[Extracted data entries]
--- start ---
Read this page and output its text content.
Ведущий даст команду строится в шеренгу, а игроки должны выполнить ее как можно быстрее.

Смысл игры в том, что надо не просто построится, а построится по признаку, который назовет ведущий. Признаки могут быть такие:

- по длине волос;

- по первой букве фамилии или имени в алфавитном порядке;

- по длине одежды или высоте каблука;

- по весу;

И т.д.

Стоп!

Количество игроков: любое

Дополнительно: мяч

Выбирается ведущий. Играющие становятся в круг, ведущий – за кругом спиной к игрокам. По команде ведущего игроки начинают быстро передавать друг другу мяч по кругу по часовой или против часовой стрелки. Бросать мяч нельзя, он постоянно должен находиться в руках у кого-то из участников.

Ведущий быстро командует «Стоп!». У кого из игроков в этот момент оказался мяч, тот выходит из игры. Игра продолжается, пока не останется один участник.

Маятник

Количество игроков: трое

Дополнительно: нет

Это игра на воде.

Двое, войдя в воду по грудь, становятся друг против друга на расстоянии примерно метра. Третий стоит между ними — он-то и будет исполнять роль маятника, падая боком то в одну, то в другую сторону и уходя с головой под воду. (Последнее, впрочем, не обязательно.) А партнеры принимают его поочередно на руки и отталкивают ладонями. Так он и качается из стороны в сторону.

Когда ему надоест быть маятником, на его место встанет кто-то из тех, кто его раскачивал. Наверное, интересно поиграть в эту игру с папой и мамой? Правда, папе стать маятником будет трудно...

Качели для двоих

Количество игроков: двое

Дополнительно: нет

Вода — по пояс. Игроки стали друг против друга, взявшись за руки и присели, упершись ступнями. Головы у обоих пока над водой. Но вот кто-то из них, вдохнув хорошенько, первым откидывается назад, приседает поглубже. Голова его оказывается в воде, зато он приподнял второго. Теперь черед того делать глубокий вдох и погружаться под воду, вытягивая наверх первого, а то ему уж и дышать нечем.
--- end ---
## WRITTEN INSTRUCTION
Return every line of the preceding records in which the word "игроков" appears.

## COMPLETE ANSWER
Количество игроков: любое
Ведущий быстро командует «Стоп!». У кого из игроков в этот момент оказался мяч, тот выходит из игры. Игра продолжается, пока не останется один участник.
Количество игроков: трое
Количество игроков: двое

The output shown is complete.